Assemble all lines in which the string "rules" appears.
Start of Stored records
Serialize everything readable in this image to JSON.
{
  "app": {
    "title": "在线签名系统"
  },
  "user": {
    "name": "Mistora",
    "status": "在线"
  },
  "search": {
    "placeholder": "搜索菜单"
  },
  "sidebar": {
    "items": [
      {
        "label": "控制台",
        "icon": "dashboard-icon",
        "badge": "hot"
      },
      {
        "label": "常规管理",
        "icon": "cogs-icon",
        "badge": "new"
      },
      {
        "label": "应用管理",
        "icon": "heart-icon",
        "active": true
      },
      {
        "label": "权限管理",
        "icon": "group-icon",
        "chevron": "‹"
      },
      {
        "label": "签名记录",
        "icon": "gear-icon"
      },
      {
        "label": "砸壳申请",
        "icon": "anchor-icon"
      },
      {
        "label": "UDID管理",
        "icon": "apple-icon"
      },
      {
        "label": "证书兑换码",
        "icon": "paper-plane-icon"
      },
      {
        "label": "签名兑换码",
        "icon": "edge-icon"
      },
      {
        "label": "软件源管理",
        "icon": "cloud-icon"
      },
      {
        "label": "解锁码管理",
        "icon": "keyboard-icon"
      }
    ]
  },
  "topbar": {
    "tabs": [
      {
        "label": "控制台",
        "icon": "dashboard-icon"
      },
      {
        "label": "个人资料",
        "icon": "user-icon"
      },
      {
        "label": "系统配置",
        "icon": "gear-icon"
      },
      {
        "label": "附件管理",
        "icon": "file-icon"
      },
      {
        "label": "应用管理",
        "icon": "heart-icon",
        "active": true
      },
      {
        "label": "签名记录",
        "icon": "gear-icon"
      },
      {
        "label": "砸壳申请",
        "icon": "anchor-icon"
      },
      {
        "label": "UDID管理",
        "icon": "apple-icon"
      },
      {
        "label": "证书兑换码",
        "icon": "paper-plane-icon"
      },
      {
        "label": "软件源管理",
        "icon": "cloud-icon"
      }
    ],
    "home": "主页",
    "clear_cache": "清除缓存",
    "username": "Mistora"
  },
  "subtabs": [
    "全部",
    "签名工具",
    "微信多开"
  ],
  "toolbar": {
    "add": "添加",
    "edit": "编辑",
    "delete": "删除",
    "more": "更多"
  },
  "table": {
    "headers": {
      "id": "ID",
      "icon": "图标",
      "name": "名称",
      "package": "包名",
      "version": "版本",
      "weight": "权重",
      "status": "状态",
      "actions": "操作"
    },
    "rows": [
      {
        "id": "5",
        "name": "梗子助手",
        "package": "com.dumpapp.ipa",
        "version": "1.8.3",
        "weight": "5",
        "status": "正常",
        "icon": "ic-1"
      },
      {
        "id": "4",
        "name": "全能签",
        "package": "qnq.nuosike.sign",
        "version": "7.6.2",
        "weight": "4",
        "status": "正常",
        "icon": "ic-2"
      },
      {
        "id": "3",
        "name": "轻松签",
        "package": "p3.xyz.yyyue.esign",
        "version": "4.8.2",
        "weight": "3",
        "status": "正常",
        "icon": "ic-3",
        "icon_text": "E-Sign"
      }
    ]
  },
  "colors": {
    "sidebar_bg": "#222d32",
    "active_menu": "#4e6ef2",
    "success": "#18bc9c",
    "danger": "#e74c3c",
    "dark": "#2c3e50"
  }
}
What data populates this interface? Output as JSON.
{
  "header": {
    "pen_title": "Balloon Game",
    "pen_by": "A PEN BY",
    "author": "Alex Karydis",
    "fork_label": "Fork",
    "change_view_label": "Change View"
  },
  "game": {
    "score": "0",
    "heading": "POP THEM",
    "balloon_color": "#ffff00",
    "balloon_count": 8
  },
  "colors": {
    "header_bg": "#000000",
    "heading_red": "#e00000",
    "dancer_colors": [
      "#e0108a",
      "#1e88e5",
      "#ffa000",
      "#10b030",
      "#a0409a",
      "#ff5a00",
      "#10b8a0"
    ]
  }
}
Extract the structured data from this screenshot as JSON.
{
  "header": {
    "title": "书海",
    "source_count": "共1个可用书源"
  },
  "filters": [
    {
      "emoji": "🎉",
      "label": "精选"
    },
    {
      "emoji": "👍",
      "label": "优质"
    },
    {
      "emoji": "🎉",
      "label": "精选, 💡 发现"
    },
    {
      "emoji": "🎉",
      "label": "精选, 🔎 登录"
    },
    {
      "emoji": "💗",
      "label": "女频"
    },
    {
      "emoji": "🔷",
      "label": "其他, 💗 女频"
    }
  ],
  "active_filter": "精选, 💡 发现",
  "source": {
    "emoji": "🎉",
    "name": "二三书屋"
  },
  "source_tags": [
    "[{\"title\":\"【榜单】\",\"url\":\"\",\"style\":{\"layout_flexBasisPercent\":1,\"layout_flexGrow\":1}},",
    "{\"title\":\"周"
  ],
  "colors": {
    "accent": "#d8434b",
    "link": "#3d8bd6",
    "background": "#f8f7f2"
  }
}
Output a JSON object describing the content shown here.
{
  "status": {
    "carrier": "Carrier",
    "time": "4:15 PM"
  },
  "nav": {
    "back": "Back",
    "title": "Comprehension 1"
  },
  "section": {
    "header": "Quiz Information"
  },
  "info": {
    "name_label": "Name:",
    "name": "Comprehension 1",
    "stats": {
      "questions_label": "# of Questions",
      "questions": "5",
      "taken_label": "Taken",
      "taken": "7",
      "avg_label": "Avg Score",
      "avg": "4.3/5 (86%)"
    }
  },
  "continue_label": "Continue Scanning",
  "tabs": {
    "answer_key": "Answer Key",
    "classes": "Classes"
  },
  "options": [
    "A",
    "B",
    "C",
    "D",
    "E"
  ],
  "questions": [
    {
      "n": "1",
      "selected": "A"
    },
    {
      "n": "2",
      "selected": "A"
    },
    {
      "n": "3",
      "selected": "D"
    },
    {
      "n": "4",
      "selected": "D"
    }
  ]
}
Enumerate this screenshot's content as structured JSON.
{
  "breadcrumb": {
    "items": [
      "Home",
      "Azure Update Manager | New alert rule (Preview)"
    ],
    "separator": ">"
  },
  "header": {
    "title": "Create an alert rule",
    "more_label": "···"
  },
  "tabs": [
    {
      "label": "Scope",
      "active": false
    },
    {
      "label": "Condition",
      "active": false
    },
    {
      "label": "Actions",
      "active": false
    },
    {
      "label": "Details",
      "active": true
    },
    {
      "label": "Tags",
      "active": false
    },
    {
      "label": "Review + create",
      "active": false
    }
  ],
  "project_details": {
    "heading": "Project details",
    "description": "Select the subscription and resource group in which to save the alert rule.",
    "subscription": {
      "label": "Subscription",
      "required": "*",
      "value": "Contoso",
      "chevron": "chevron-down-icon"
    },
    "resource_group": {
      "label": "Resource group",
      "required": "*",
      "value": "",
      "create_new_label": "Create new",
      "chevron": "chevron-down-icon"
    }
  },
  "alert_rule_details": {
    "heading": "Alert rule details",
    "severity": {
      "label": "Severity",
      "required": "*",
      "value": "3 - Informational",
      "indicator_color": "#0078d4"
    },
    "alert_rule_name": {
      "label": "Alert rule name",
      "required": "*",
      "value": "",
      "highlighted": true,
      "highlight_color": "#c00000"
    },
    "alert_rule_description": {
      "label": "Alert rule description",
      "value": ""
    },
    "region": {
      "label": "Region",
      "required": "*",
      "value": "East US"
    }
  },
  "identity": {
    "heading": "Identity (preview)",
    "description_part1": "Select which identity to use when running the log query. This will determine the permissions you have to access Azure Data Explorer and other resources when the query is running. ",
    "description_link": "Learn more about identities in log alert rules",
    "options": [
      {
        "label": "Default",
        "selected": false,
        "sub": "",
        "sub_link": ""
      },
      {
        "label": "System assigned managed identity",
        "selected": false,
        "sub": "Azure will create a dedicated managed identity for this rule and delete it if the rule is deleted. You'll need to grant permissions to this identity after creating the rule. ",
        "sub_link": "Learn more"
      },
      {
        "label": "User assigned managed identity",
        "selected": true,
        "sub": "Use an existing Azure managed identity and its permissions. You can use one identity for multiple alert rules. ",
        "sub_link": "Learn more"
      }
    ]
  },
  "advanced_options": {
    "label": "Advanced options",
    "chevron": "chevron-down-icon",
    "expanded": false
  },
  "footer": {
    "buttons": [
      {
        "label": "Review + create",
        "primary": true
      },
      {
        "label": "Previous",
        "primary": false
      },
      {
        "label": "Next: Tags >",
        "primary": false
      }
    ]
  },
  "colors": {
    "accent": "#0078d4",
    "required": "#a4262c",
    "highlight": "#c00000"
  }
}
End of Stored records
Output of the exercise:
    "description_link": "Learn more about identities in log alert rules",
        "sub": "Use an existing Azure managed identity and its permissions. You can use one identity for multiple alert rules. ",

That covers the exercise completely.